DATA PROVIDED
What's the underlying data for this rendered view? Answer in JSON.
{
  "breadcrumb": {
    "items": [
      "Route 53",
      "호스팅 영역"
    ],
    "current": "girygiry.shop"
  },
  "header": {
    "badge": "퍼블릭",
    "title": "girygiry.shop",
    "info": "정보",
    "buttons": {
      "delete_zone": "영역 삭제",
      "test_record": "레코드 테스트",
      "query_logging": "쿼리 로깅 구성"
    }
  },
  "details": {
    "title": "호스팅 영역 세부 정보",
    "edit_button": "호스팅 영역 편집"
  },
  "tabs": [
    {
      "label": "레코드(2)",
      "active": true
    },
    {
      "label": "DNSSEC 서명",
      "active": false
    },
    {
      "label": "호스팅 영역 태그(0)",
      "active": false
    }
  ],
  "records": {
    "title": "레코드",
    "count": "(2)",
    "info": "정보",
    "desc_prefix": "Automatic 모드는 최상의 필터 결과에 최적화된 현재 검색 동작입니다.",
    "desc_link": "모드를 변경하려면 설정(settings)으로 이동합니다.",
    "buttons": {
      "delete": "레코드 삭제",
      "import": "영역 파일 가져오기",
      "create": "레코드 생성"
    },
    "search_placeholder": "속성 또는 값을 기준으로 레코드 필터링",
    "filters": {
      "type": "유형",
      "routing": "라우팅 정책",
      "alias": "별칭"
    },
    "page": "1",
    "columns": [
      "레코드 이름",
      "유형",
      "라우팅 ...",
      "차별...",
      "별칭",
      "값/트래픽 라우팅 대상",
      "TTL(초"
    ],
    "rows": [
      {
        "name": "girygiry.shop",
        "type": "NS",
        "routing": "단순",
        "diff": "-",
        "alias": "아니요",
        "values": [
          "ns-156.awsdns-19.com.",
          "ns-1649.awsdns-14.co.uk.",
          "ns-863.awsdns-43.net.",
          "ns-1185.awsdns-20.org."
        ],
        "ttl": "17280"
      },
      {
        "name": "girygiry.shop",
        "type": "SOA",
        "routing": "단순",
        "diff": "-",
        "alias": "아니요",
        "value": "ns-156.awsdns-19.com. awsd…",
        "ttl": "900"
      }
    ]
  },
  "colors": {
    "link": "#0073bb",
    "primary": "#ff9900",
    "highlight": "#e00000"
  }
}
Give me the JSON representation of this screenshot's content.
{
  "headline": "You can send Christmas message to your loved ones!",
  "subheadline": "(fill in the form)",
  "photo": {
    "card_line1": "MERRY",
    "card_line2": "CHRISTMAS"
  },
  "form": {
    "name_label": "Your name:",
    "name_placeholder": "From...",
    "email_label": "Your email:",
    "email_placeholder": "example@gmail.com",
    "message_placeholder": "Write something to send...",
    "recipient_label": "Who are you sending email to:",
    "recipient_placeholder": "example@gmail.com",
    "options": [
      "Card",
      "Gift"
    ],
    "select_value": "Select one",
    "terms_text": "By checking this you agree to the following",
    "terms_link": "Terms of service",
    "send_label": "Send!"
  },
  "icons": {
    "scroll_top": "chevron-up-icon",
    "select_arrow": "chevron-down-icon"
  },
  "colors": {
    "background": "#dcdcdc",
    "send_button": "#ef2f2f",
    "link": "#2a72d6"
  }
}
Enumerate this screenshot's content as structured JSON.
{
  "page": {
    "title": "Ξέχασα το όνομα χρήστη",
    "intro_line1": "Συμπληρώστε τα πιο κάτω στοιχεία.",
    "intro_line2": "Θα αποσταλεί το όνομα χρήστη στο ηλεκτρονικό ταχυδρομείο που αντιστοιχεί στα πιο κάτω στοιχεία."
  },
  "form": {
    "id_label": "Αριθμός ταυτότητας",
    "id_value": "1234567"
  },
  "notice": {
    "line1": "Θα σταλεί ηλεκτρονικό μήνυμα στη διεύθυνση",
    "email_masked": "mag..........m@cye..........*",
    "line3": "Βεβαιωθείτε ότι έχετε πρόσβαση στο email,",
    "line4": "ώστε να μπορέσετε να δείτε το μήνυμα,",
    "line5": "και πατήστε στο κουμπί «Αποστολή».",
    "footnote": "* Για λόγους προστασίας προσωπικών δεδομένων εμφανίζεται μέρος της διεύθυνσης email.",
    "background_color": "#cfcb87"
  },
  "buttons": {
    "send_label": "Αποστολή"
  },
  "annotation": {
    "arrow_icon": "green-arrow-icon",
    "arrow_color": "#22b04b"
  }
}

EXERCISE DIRECTIONS
Looking at the data above, show all lines where the word "example" occurs.

OUTPUT OF THE EXERCISE
    "email_placeholder": "example@gmail.com",
    "recipient_placeholder": "example@gmail.com",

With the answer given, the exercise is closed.